─── Available records ───

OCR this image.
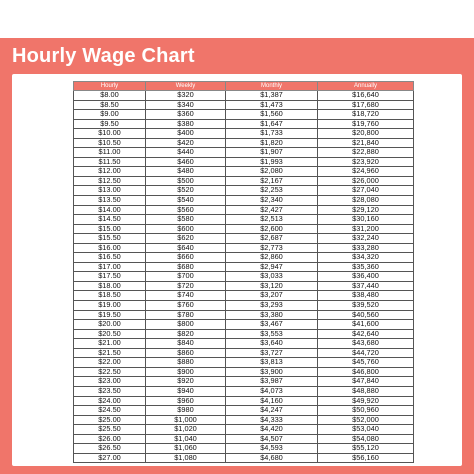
Hourly Wage Chart
Hourly	Weekly	Monthly	Annually
$8.00	$320	$1,387	$16,640
$8.50	$340	$1,473	$17,680
$9.00	$360	$1,560	$18,720
$9.50	$380	$1,647	$19,760
$10.00	$400	$1,733	$20,800
$10.50	$420	$1,820	$21,840
$11.00	$440	$1,907	$22,880
$11.50	$460	$1,993	$23,920
$12.00	$480	$2,080	$24,960
$12.50	$500	$2,167	$26,000
$13.00	$520	$2,253	$27,040
$13.50	$540	$2,340	$28,080
$14.00	$560	$2,427	$29,120
$14.50	$580	$2,513	$30,160
$15.00	$600	$2,600	$31,200
$15.50	$620	$2,687	$32,240
$16.00	$640	$2,773	$33,280
$16.50	$660	$2,860	$34,320
$17.00	$680	$2,947	$35,360
$17.50	$700	$3,033	$36,400
$18.00	$720	$3,120	$37,440
$18.50	$740	$3,207	$38,480
$19.00	$760	$3,293	$39,520
$19.50	$780	$3,380	$40,560
$20.00	$800	$3,467	$41,600
$20.50	$820	$3,553	$42,640
$21.00	$840	$3,640	$43,680
$21.50	$860	$3,727	$44,720
$22.00	$880	$3,813	$45,760
$22.50	$900	$3,900	$46,800
$23.00	$920	$3,987	$47,840
$23.50	$940	$4,073	$48,880
$24.00	$960	$4,160	$49,920
$24.50	$980	$4,247	$50,960
$25.00	$1,000	$4,333	$52,000
$25.50	$1,020	$4,420	$53,040
$26.00	$1,040	$4,507	$54,080
$26.50	$1,060	$4,593	$55,120
$27.00	$1,080	$4,680	$56,160
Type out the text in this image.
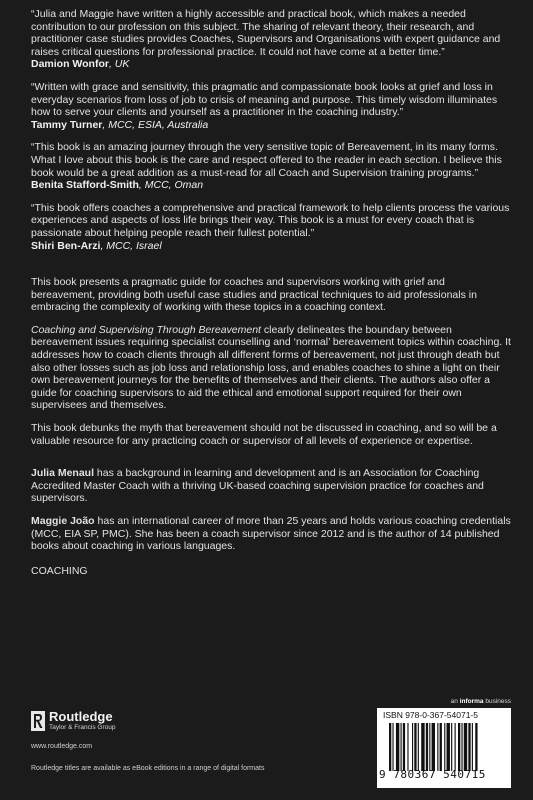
“Julia and Maggie have written a highly accessible and practical book, which makes a needed contribution to our profession on this subject. The sharing of relevant theory, their research, and practitioner case studies provides Coaches, Supervisors and Organisations with expert guidance and raises critical questions for professional practice. It could not have come at a better time.”

Damion Wonfor, UK

“Written with grace and sensitivity, this pragmatic and compassionate book looks at grief and loss in everyday scenarios from loss of job to crisis of meaning and purpose. This timely wisdom illuminates how to serve your clients and yourself as a practitioner in the coaching industry.”

Tammy Turner, MCC, ESIA, Australia

“This book is an amazing journey through the very sensitive topic of Bereavement, in its many forms. What I love about this book is the care and respect offered to the reader in each section. I believe this book would be a great addition as a must-read for all Coach and Supervision training programs.”

Benita Stafford-Smith, MCC, Oman

“This book offers coaches a comprehensive and practical framework to help clients process the various experiences and aspects of loss life brings their way. This book is a must for every coach that is passionate about helping people reach their fullest potential.”

Shiri Ben-Arzi, MCC, Israel

This book presents a pragmatic guide for coaches and supervisors working with grief and bereavement, providing both useful case studies and practical techniques to aid professionals in embracing the complexity of working with these topics in a coaching context.

Coaching and Supervising Through Bereavement clearly delineates the boundary between bereavement issues requiring specialist counselling and ‘normal’ bereavement topics within coaching. It addresses how to coach clients through all different forms of bereavement, not just through death but also other losses such as job loss and relationship loss, and enables coaches to shine a light on their own bereavement journeys for the benefits of themselves and their clients. The authors also offer a guide for coaching supervisors to aid the ethical and emotional support required for their own supervisees and themselves.

This book debunks the myth that bereavement should not be discussed in coaching, and so will be a valuable resource for any practicing coach or supervisor of all levels of experience or expertise.

Julia Menaul has a background in learning and development and is an Association for Coaching Accredited Master Coach with a thriving UK-based coaching supervision practice for coaches and supervisors.

Maggie João has an international career of more than 25 years and holds various coaching credentials (MCC, EIA SP, PMC). She has been a coach supervisor since 2012 and is the author of 14 published books about coaching in various languages.

COACHING
Routledge
Taylor & Francis Group
www.routledge.com
Routledge titles are available as eBook editions in a range of digital formats
an informa business
ISBN 978-0-367-54071-5
9 780367 540715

───

# Aim of the task
Please write out all the data again word for word, but not the pictures.

# The output
OCR this image.
Hourly Wage Chart
Hourly	Weekly	Monthly	Annually
$8.00	$320	$1,387	$16,640
$8.50	$340	$1,473	$17,680
$9.00	$360	$1,560	$18,720
$9.50	$380	$1,647	$19,760
$10.00	$400	$1,733	$20,800
$10.50	$420	$1,820	$21,840
$11.00	$440	$1,907	$22,880
$11.50	$460	$1,993	$23,920
$12.00	$480	$2,080	$24,960
$12.50	$500	$2,167	$26,000
$13.00	$520	$2,253	$27,040
$13.50	$540	$2,340	$28,080
$14.00	$560	$2,427	$29,120
$14.50	$580	$2,513	$30,160
$15.00	$600	$2,600	$31,200
$15.50	$620	$2,687	$32,240
$16.00	$640	$2,773	$33,280
$16.50	$660	$2,860	$34,320
$17.00	$680	$2,947	$35,360
$17.50	$700	$3,033	$36,400
$18.00	$720	$3,120	$37,440
$18.50	$740	$3,207	$38,480
$19.00	$760	$3,293	$39,520
$19.50	$780	$3,380	$40,560
$20.00	$800	$3,467	$41,600
$20.50	$820	$3,553	$42,640
$21.00	$840	$3,640	$43,680
$21.50	$860	$3,727	$44,720
$22.00	$880	$3,813	$45,760
$22.50	$900	$3,900	$46,800
$23.00	$920	$3,987	$47,840
$23.50	$940	$4,073	$48,880
$24.00	$960	$4,160	$49,920
$24.50	$980	$4,247	$50,960
$25.00	$1,000	$4,333	$52,000
$25.50	$1,020	$4,420	$53,040
$26.00	$1,040	$4,507	$54,080
$26.50	$1,060	$4,593	$55,120
$27.00	$1,080	$4,680	$56,160
Type out the text in this image.
“Julia and Maggie have written a highly accessible and practical book, which makes a needed contribution to our profession on this subject. The sharing of relevant theory, their research, and practitioner case studies provides Coaches, Supervisors and Organisations with expert guidance and raises critical questions for professional practice. It could not have come at a better time.”

Damion Wonfor, UK

“Written with grace and sensitivity, this pragmatic and compassionate book looks at grief and loss in everyday scenarios from loss of job to crisis of meaning and purpose. This timely wisdom illuminates how to serve your clients and yourself as a practitioner in the coaching industry.”

Tammy Turner, MCC, ESIA, Australia

“This book is an amazing journey through the very sensitive topic of Bereavement, in its many forms. What I love about this book is the care and respect offered to the reader in each section. I believe this book would be a great addition as a must-read for all Coach and Supervision training programs.”

Benita Stafford-Smith, MCC, Oman

“This book offers coaches a comprehensive and practical framework to help clients process the various experiences and aspects of loss life brings their way. This book is a must for every coach that is passionate about helping people reach their fullest potential.”

Shiri Ben-Arzi, MCC, Israel

This book presents a pragmatic guide for coaches and supervisors working with grief and bereavement, providing both useful case studies and practical techniques to aid professionals in embracing the complexity of working with these topics in a coaching context.

Coaching and Supervising Through Bereavement clearly delineates the boundary between bereavement issues requiring specialist counselling and ‘normal’ bereavement topics within coaching. It addresses how to coach clients through all different forms of bereavement, not just through death but also other losses such as job loss and relationship loss, and enables coaches to shine a light on their own bereavement journeys for the benefits of themselves and their clients. The authors also offer a guide for coaching supervisors to aid the ethical and emotional support required for their own supervisees and themselves.

This book debunks the myth that bereavement should not be discussed in coaching, and so will be a valuable resource for any practicing coach or supervisor of all levels of experience or expertise.

Julia Menaul has a background in learning and development and is an Association for Coaching Accredited Master Coach with a thriving UK-based coaching supervision practice for coaches and supervisors.

Maggie João has an international career of more than 25 years and holds various coaching credentials (MCC, EIA SP, PMC). She has been a coach supervisor since 2012 and is the author of 14 published books about coaching in various languages.

COACHING
Routledge
Taylor & Francis Group
www.routledge.com
Routledge titles are available as eBook editions in a range of digital formats
an informa business
ISBN 978-0-367-54071-5
9 780367 540715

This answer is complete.